● WHAT THE TASK REQUIRES
From the entries below, copy out every line with "además" in it.

● TASK INPUTS
....................

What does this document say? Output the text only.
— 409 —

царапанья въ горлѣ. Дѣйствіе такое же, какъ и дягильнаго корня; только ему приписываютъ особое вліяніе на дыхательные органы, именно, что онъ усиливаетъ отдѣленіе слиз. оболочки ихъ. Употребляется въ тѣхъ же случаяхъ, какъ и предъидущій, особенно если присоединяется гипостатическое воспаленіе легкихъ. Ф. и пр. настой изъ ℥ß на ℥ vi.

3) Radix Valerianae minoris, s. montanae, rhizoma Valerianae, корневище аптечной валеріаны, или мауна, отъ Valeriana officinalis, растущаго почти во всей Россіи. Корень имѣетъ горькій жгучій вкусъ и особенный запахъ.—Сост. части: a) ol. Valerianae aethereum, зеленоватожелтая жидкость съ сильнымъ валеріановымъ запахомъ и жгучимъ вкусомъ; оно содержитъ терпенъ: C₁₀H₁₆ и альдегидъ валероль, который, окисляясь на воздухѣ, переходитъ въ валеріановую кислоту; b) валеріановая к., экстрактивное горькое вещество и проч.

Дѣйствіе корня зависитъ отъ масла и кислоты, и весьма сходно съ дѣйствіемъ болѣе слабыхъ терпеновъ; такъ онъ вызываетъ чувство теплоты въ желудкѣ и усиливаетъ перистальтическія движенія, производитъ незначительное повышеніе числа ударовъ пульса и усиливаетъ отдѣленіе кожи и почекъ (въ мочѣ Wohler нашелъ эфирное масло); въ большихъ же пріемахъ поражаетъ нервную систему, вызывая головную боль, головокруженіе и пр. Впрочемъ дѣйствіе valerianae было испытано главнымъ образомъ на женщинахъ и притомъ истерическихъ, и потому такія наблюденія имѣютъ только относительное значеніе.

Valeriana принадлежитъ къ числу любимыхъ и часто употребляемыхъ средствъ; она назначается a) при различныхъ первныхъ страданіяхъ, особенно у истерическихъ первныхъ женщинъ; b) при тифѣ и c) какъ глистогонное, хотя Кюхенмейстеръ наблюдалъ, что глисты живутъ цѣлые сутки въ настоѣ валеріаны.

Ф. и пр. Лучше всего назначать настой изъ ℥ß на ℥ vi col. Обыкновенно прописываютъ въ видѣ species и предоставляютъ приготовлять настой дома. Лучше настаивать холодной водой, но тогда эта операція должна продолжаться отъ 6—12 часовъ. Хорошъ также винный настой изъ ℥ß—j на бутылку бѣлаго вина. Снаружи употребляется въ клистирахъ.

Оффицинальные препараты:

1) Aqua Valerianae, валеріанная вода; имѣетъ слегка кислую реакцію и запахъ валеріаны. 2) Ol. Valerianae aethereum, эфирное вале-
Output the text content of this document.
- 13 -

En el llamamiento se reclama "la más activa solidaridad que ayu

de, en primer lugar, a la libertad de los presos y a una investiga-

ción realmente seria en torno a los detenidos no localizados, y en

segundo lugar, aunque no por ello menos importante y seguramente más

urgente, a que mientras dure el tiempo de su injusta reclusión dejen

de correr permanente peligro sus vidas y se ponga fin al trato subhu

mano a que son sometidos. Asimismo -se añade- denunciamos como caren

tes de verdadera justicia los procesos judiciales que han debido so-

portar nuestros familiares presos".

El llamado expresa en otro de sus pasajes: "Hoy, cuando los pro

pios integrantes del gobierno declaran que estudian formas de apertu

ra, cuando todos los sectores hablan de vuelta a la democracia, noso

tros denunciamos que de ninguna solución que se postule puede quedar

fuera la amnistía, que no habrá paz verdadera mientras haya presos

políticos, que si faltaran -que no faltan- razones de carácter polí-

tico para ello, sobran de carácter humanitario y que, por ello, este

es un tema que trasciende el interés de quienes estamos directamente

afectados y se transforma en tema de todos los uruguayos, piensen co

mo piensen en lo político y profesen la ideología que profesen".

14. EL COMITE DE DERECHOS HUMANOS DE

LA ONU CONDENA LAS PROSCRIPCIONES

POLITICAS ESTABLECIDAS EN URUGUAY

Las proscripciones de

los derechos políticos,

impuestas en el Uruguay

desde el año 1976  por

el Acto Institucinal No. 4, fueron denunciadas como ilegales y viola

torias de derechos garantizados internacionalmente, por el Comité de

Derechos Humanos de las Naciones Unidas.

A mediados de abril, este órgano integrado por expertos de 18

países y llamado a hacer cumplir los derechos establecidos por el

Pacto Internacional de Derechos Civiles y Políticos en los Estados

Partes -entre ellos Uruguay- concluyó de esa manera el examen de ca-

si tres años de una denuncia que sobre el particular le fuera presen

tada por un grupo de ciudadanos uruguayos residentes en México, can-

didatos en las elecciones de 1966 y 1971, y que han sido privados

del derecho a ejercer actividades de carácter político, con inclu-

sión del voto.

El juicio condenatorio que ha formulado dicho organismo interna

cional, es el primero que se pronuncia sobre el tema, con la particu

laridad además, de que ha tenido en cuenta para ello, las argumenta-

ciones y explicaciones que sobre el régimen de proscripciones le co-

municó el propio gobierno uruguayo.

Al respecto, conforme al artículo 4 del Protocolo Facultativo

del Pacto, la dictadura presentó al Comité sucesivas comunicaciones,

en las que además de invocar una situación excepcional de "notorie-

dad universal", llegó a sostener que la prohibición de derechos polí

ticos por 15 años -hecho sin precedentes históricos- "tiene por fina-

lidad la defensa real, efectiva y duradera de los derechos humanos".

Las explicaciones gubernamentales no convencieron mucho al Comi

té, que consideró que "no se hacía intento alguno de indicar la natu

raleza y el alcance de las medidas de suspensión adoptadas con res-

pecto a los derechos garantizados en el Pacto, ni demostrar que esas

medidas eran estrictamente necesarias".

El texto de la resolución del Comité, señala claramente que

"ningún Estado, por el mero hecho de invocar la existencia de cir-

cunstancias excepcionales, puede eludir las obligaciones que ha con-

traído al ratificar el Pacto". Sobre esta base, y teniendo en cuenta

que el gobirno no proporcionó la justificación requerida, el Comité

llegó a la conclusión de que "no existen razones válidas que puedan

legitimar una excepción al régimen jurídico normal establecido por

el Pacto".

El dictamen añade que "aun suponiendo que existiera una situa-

....................

● ANSWER IN FULL
laridad además, de que ha tenido en cuenta para ello, las argumenta-
en las que además de invocar una situación excepcional de "notorie-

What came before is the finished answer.